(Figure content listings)
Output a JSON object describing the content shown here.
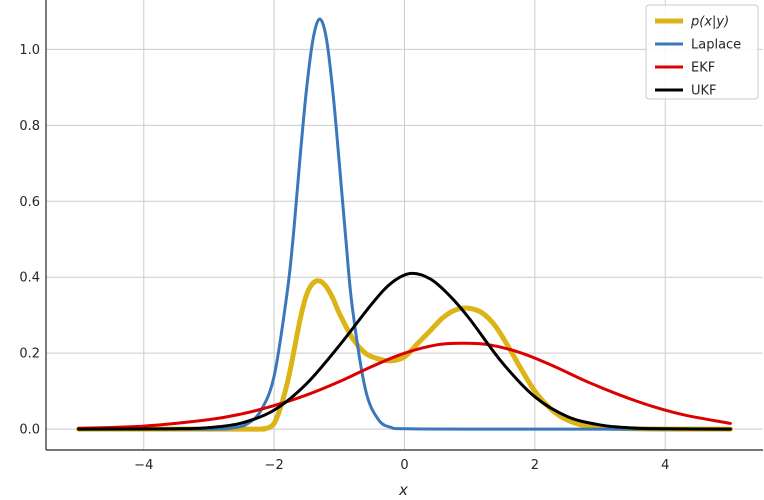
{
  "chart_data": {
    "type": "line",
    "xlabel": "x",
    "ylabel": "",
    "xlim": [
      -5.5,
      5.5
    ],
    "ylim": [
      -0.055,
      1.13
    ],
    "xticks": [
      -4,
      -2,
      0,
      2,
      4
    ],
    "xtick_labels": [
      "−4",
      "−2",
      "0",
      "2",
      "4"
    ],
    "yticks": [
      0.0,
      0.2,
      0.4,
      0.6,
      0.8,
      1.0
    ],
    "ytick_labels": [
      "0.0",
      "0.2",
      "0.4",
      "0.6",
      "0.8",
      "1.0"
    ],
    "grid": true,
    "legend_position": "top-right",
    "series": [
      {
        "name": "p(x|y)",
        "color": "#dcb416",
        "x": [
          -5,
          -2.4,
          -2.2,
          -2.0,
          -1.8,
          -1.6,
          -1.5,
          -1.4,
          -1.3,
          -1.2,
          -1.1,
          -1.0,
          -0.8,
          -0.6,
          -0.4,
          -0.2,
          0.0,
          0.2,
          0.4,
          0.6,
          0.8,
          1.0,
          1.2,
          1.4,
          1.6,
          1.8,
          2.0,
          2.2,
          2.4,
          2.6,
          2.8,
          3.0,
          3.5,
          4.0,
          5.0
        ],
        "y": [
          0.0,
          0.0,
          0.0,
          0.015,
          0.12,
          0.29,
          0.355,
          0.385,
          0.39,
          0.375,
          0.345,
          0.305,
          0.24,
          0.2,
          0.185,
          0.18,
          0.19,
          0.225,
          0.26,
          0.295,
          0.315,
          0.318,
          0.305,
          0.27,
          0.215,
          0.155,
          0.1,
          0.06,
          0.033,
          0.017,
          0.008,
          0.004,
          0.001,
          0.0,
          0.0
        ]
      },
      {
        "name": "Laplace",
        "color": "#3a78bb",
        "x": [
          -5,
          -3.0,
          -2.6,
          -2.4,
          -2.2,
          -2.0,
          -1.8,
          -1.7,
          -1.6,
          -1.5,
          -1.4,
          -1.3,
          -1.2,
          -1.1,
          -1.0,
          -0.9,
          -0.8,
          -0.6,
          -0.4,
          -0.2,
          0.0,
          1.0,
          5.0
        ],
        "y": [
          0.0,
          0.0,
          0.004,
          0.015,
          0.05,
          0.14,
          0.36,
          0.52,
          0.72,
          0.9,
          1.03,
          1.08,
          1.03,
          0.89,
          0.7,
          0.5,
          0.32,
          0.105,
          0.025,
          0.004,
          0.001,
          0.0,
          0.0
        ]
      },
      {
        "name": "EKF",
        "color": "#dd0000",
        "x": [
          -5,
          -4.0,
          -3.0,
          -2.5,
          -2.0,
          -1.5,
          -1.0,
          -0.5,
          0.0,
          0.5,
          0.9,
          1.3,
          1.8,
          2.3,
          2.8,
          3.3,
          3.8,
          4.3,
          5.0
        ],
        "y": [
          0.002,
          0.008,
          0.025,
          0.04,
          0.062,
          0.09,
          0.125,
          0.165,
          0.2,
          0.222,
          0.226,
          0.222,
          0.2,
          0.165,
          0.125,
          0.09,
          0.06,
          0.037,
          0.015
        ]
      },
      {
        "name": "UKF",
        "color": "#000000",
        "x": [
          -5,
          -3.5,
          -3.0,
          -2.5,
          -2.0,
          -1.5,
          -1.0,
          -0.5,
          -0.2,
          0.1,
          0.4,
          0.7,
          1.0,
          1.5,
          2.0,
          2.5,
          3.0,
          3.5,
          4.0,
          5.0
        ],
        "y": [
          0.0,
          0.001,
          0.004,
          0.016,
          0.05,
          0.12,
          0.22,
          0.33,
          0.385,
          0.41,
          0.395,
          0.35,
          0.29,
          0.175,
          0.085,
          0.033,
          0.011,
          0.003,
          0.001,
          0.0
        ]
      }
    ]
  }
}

--

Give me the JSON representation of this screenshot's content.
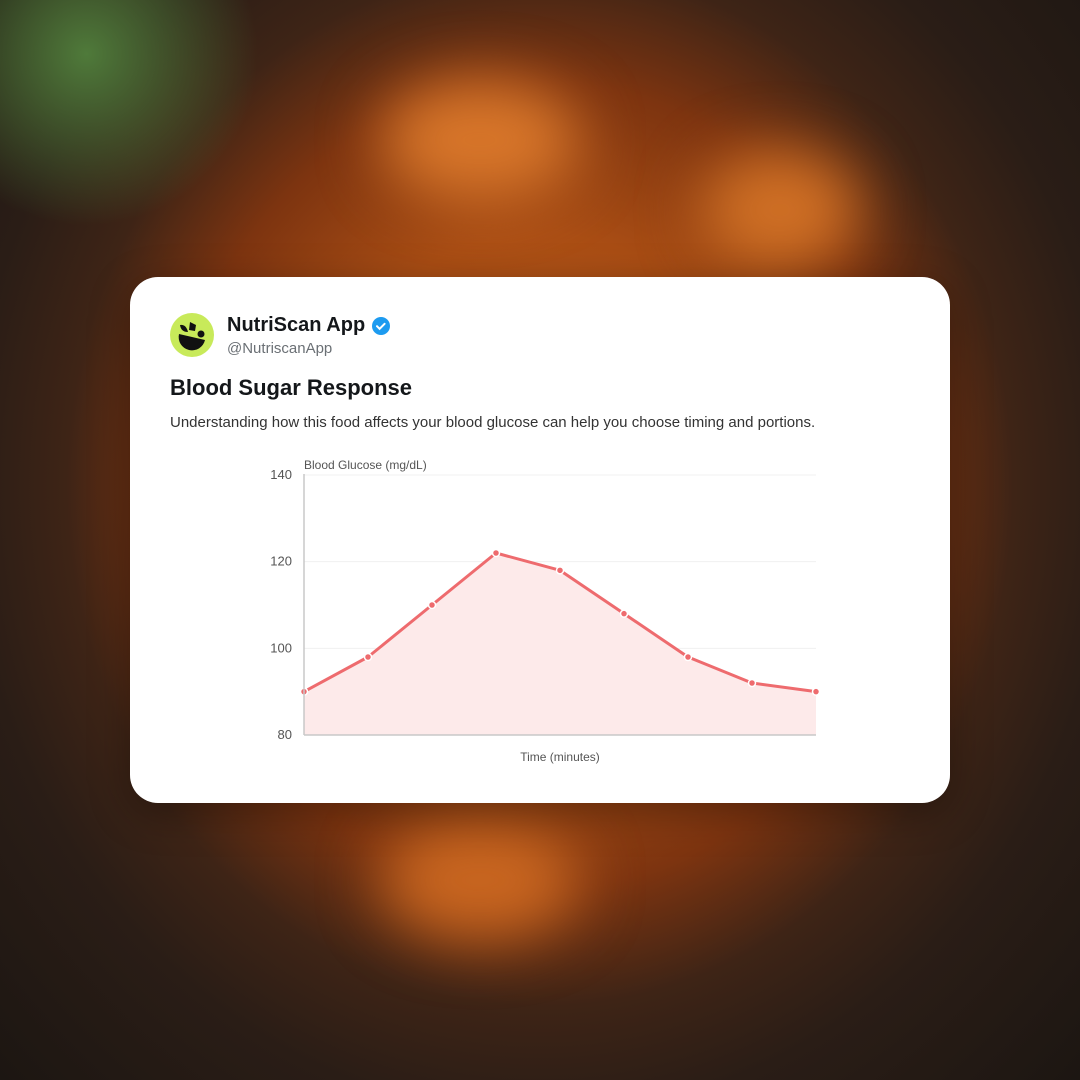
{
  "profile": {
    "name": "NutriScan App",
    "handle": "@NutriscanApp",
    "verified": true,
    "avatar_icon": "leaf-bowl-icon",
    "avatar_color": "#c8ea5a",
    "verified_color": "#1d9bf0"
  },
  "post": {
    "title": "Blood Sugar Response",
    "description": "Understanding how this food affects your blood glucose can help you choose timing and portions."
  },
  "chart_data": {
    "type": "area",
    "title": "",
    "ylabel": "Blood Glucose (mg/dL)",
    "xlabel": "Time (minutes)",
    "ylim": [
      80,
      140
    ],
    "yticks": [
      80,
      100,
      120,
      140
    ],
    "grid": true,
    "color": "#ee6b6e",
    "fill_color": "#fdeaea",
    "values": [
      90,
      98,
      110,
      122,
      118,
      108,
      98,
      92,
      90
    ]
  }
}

DIRECTIONS: Go through the listing above and pull out each line containing the word "name".

TASK RESPONSE:
        "name": "p(x|y)",
        "name": "Laplace",
        "name": "EKF",
        "name": "UKF",
    "name": "NutriScan App",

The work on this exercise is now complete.